▶ [GIVEN RECORDS]:
_ _ _ _ _ _ _
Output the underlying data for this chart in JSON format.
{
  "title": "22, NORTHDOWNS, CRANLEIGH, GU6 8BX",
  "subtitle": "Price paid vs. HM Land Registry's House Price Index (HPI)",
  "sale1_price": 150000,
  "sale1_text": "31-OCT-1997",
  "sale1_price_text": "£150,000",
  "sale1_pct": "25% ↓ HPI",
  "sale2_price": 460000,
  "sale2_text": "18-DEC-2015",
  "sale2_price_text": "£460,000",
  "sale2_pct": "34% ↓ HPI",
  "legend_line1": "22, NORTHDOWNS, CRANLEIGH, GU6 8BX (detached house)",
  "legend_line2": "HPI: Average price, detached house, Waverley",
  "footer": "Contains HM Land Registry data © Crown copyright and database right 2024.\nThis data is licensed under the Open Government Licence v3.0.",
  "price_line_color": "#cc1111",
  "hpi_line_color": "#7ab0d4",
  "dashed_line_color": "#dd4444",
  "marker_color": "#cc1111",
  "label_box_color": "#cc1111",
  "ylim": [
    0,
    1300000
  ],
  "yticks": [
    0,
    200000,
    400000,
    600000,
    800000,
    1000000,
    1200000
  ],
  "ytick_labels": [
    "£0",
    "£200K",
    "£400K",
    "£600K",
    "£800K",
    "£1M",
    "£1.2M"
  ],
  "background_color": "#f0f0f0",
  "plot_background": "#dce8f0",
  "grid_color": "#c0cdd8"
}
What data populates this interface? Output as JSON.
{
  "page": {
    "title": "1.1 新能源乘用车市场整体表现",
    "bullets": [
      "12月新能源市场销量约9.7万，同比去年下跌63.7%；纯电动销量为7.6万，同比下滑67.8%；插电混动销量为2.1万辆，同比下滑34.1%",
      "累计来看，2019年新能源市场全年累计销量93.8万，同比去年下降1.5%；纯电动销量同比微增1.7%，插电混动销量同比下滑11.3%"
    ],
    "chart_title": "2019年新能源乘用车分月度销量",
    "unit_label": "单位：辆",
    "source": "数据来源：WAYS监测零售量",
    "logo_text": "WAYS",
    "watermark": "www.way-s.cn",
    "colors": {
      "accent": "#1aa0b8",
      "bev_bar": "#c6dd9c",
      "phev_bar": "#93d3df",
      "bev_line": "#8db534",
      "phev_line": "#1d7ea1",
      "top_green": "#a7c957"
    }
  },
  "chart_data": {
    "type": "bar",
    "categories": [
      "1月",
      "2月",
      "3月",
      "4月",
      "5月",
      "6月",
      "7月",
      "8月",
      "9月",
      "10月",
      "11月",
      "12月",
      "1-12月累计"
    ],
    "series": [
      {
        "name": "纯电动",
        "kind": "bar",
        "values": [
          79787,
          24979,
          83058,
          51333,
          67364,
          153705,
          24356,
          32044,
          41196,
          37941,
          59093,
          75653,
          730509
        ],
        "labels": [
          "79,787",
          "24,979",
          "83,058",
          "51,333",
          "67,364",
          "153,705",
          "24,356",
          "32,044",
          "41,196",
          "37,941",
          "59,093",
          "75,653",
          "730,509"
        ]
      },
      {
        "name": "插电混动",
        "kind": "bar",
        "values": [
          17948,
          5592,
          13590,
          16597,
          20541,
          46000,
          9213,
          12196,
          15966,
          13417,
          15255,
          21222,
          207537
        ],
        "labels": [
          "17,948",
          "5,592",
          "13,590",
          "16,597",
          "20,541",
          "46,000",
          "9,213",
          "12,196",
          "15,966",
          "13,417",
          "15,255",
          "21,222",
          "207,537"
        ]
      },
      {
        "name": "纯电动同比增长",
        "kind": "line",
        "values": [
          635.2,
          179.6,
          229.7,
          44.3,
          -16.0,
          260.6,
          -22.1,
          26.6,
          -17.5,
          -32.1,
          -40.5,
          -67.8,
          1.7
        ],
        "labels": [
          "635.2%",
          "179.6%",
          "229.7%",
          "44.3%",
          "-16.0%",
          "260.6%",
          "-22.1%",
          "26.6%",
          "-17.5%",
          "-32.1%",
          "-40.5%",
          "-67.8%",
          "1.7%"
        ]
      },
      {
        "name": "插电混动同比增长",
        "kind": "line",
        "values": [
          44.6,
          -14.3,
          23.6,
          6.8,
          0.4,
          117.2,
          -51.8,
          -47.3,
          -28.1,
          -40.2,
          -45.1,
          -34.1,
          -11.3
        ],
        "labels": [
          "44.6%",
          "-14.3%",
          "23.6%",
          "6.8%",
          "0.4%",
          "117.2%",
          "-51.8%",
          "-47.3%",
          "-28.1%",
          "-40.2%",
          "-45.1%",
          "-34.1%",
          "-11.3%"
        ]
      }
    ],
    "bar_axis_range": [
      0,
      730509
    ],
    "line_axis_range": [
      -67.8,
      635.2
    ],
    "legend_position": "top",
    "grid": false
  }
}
_ _ _ _ _ _ _
▶ [THE PROBLEM]:
Copy out every line of the data above, exactly as given.

▶ [WRITTEN SOLUTION]:
Output the underlying data for this chart in JSON format.
{
  "title": "22, NORTHDOWNS, CRANLEIGH, GU6 8BX",
  "subtitle": "Price paid vs. HM Land Registry's House Price Index (HPI)",
  "sale1_price": 150000,
  "sale1_text": "31-OCT-1997",
  "sale1_price_text": "£150,000",
  "sale1_pct": "25% ↓ HPI",
  "sale2_price": 460000,
  "sale2_text": "18-DEC-2015",
  "sale2_price_text": "£460,000",
  "sale2_pct": "34% ↓ HPI",
  "legend_line1": "22, NORTHDOWNS, CRANLEIGH, GU6 8BX (detached house)",
  "legend_line2": "HPI: Average price, detached house, Waverley",
  "footer": "Contains HM Land Registry data © Crown copyright and database right 2024.\nThis data is licensed under the Open Government Licence v3.0.",
  "price_line_color": "#cc1111",
  "hpi_line_color": "#7ab0d4",
  "dashed_line_color": "#dd4444",
  "marker_color": "#cc1111",
  "label_box_color": "#cc1111",
  "ylim": [
    0,
    1300000
  ],
  "yticks": [
    0,
    200000,
    400000,
    600000,
    800000,
    1000000,
    1200000
  ],
  "ytick_labels": [
    "£0",
    "£200K",
    "£400K",
    "£600K",
    "£800K",
    "£1M",
    "£1.2M"
  ],
  "background_color": "#f0f0f0",
  "plot_background": "#dce8f0",
  "grid_color": "#c0cdd8"
}
What data populates this interface? Output as JSON.
{
  "page": {
    "title": "1.1 新能源乘用车市场整体表现",
    "bullets": [
      "12月新能源市场销量约9.7万，同比去年下跌63.7%；纯电动销量为7.6万，同比下滑67.8%；插电混动销量为2.1万辆，同比下滑34.1%",
      "累计来看，2019年新能源市场全年累计销量93.8万，同比去年下降1.5%；纯电动销量同比微增1.7%，插电混动销量同比下滑11.3%"
    ],
    "chart_title": "2019年新能源乘用车分月度销量",
    "unit_label": "单位：辆",
    "source": "数据来源：WAYS监测零售量",
    "logo_text": "WAYS",
    "watermark": "www.way-s.cn",
    "colors": {
      "accent": "#1aa0b8",
      "bev_bar": "#c6dd9c",
      "phev_bar": "#93d3df",
      "bev_line": "#8db534",
      "phev_line": "#1d7ea1",
      "top_green": "#a7c957"
    }
  },
  "chart_data": {
    "type": "bar",
    "categories": [
      "1月",
      "2月",
      "3月",
      "4月",
      "5月",
      "6月",
      "7月",
      "8月",
      "9月",
      "10月",
      "11月",
      "12月",
      "1-12月累计"
    ],
    "series": [
      {
        "name": "纯电动",
        "kind": "bar",
        "values": [
          79787,
          24979,
          83058,
          51333,
          67364,
          153705,
          24356,
          32044,
          41196,
          37941,
          59093,
          75653,
          730509
        ],
        "labels": [
          "79,787",
          "24,979",
          "83,058",
          "51,333",
          "67,364",
          "153,705",
          "24,356",
          "32,044",
          "41,196",
          "37,941",
          "59,093",
          "75,653",
          "730,509"
        ]
      },
      {
        "name": "插电混动",
        "kind": "bar",
        "values": [
          17948,
          5592,
          13590,
          16597,
          20541,
          46000,
          9213,
          12196,
          15966,
          13417,
          15255,
          21222,
          207537
        ],
        "labels": [
          "17,948",
          "5,592",
          "13,590",
          "16,597",
          "20,541",
          "46,000",
          "9,213",
          "12,196",
          "15,966",
          "13,417",
          "15,255",
          "21,222",
          "207,537"
        ]
      },
      {
        "name": "纯电动同比增长",
        "kind": "line",
        "values": [
          635.2,
          179.6,
          229.7,
          44.3,
          -16.0,
          260.6,
          -22.1,
          26.6,
          -17.5,
          -32.1,
          -40.5,
          -67.8,
          1.7
        ],
        "labels": [
          "635.2%",
          "179.6%",
          "229.7%",
          "44.3%",
          "-16.0%",
          "260.6%",
          "-22.1%",
          "26.6%",
          "-17.5%",
          "-32.1%",
          "-40.5%",
          "-67.8%",
          "1.7%"
        ]
      },
      {
        "name": "插电混动同比增长",
        "kind": "line",
        "values": [
          44.6,
          -14.3,
          23.6,
          6.8,
          0.4,
          117.2,
          -51.8,
          -47.3,
          -28.1,
          -40.2,
          -45.1,
          -34.1,
          -11.3
        ],
        "labels": [
          "44.6%",
          "-14.3%",
          "23.6%",
          "6.8%",
          "0.4%",
          "117.2%",
          "-51.8%",
          "-47.3%",
          "-28.1%",
          "-40.2%",
          "-45.1%",
          "-34.1%",
          "-11.3%"
        ]
      }
    ],
    "bar_axis_range": [
      0,
      730509
    ],
    "line_axis_range": [
      -67.8,
      635.2
    ],
    "legend_position": "top",
    "grid": false
  }
}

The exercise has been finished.